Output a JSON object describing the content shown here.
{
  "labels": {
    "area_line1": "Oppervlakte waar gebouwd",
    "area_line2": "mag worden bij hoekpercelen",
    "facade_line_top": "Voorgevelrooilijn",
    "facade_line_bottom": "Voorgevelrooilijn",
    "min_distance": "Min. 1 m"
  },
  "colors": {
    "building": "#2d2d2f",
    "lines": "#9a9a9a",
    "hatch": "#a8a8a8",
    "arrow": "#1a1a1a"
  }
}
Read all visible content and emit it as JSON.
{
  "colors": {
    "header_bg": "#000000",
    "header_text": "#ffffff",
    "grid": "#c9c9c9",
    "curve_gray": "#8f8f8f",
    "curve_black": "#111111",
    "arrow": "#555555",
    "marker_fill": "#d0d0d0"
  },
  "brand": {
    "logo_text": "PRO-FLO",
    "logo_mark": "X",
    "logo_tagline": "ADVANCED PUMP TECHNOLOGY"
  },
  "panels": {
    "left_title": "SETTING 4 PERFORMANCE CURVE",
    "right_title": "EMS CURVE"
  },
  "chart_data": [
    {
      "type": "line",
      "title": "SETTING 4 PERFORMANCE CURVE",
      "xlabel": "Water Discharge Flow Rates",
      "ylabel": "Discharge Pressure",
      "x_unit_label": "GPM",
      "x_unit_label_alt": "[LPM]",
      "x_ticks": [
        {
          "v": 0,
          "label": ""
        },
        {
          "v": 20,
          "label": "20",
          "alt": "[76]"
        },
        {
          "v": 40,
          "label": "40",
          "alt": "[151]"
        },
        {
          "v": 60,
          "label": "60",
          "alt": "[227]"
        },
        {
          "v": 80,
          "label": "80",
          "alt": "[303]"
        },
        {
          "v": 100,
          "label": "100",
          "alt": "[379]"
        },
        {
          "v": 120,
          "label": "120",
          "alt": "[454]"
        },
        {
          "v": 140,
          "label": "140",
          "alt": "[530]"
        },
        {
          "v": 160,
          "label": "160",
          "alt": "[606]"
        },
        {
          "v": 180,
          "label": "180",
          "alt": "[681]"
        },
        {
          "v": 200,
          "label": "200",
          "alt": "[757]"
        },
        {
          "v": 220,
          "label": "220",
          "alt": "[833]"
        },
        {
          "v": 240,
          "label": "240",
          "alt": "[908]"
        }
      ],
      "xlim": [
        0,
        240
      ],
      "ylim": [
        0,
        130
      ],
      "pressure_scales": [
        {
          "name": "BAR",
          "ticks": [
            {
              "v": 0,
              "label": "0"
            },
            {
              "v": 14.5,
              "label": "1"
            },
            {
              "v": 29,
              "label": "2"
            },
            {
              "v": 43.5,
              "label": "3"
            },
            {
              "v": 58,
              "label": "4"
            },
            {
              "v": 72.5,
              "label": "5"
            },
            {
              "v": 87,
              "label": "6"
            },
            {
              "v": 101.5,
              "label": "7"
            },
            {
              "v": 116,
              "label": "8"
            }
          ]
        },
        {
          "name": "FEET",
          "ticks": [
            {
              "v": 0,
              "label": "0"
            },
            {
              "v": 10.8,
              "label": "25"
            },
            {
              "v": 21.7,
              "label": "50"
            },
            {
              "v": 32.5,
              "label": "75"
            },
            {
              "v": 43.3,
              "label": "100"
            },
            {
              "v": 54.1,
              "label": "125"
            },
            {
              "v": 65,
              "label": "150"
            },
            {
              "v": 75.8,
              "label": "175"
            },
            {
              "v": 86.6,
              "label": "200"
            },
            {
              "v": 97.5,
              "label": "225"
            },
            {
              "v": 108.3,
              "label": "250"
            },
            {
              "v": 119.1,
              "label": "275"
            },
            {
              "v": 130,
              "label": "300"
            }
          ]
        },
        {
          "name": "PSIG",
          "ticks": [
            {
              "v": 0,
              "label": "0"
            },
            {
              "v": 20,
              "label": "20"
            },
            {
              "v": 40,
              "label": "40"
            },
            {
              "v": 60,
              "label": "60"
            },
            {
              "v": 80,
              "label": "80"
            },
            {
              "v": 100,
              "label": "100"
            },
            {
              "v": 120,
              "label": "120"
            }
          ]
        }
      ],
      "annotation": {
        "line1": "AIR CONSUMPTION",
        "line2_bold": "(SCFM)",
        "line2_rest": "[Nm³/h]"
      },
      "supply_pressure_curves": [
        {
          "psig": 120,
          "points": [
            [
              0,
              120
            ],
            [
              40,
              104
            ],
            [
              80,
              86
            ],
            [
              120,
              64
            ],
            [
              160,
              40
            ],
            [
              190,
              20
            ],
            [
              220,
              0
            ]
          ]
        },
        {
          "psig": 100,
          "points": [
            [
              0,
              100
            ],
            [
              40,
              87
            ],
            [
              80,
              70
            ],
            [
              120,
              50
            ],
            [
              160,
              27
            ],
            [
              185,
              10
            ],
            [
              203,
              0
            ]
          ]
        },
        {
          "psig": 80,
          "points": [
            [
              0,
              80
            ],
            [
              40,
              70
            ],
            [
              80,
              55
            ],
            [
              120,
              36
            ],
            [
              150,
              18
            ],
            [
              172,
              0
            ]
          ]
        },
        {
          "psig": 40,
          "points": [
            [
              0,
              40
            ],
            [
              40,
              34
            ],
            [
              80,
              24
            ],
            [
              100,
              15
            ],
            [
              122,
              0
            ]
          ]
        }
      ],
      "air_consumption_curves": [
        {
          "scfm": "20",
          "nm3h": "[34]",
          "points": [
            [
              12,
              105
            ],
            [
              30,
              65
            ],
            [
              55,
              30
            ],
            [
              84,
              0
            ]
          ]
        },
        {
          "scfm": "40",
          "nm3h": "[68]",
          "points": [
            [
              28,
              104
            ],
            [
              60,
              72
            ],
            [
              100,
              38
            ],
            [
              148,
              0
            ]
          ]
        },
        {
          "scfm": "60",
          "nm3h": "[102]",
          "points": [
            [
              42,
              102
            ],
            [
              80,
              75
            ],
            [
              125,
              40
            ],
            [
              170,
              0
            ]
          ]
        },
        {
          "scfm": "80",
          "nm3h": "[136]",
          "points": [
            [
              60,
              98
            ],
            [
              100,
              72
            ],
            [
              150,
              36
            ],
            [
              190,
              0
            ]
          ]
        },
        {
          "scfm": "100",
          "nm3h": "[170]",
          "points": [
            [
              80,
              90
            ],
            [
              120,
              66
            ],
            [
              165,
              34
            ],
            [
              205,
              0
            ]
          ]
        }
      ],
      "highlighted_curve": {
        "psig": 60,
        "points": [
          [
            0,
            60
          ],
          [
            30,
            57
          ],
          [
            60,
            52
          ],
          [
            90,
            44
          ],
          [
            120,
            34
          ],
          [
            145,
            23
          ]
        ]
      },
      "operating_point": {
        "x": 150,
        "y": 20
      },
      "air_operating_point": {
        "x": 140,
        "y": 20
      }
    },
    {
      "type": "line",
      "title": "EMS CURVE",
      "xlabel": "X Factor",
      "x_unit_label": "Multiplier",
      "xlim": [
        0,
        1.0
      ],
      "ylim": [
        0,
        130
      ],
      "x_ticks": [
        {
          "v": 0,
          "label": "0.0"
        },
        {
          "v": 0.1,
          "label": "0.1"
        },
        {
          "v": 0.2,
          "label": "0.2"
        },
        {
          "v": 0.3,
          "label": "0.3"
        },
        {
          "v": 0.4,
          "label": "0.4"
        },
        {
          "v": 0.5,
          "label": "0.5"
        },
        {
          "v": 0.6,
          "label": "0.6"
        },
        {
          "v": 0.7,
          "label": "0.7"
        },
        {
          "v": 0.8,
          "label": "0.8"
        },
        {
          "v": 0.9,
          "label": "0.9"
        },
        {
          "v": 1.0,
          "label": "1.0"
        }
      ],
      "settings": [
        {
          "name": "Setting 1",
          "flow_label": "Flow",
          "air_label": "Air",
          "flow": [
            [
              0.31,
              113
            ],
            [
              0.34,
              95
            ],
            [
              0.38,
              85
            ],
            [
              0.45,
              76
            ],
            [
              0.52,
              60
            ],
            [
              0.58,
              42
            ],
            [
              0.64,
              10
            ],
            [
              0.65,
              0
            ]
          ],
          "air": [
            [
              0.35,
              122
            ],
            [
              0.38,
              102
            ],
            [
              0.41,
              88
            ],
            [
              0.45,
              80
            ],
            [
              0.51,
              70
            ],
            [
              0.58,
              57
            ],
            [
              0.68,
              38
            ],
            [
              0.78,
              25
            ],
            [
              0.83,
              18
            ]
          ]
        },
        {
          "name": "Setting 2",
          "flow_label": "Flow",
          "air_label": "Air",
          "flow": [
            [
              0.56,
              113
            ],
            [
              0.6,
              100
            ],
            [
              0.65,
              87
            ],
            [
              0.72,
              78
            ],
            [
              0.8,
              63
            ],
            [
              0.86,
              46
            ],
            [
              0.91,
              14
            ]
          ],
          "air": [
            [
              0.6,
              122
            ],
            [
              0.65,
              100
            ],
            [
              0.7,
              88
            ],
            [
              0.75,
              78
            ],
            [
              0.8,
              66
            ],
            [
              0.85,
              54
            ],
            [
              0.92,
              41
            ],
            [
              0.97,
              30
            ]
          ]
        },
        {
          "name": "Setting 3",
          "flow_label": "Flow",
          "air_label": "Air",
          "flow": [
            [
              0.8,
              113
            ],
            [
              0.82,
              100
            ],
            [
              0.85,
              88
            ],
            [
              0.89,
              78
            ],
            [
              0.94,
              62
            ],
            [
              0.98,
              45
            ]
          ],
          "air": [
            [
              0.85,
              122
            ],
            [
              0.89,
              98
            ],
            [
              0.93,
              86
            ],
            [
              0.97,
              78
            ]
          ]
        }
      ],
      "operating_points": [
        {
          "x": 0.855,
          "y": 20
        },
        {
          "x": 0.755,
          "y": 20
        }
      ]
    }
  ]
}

* * *

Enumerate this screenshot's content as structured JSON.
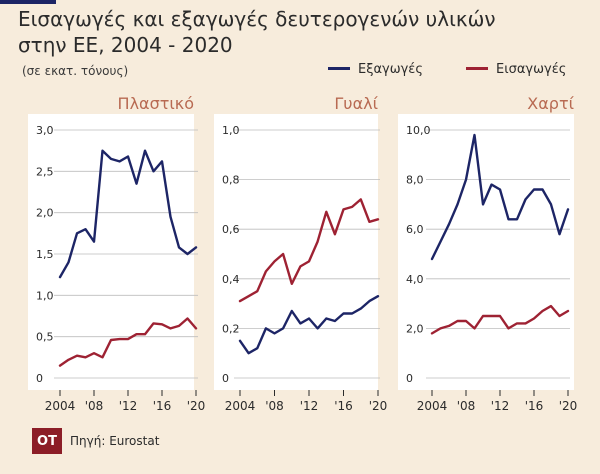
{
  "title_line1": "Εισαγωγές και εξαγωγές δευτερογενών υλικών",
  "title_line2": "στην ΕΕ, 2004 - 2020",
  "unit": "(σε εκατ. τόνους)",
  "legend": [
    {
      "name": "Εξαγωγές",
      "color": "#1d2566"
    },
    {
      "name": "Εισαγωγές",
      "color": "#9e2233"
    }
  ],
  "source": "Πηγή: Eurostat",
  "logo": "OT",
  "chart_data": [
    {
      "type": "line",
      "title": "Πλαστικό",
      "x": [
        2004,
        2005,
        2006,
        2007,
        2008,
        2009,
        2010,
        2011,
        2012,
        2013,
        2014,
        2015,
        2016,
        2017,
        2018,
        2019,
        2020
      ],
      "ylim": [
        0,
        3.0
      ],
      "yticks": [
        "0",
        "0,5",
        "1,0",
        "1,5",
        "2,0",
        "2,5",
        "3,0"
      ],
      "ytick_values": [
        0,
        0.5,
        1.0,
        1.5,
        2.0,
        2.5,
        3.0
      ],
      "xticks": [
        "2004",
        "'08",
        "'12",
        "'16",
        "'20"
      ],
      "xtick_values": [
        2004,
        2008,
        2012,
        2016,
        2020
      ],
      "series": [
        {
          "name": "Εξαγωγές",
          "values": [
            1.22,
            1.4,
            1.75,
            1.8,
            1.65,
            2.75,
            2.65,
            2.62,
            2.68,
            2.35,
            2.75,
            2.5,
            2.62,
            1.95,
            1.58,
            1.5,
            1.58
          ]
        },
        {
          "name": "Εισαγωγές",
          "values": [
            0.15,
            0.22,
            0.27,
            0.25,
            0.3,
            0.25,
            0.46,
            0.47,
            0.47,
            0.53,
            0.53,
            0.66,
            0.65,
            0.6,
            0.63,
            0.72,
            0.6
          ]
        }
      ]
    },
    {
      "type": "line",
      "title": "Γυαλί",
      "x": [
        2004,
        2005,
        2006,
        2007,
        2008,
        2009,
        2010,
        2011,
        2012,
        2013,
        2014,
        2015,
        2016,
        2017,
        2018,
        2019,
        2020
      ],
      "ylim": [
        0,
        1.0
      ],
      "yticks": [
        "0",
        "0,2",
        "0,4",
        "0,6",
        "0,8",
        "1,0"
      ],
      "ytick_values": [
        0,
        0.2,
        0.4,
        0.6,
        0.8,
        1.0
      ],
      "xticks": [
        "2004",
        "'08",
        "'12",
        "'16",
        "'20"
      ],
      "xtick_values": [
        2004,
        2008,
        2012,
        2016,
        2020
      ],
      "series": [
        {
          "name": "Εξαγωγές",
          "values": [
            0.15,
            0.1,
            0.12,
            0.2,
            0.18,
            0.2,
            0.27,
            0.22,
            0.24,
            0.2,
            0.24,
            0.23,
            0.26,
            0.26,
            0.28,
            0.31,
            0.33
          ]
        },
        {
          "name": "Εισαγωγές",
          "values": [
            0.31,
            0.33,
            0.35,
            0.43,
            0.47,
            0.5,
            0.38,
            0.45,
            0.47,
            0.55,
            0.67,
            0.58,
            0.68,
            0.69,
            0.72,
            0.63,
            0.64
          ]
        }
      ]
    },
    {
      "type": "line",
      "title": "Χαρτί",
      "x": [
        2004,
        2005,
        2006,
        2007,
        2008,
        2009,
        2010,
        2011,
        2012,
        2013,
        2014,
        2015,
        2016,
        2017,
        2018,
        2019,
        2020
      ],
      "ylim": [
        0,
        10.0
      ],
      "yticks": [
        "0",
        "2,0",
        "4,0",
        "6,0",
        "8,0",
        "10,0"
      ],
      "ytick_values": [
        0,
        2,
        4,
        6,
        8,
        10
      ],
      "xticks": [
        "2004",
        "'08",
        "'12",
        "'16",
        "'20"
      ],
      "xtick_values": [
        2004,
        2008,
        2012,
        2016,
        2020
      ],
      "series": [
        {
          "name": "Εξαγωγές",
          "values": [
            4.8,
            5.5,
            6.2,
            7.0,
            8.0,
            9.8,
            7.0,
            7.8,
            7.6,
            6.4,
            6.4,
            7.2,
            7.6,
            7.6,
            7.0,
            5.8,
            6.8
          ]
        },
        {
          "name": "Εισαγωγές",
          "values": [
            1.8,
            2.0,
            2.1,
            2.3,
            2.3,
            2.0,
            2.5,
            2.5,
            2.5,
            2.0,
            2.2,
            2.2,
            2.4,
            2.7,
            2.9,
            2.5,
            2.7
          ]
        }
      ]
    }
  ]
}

WHAT YOU WILL DO:
Show every line from the entries above in which "JSON" appears.

FINISHED ANSWER:
Output a JSON object describing the content shown here.
Read all visible content and emit it as JSON.
Enumerate this screenshot's content as structured JSON.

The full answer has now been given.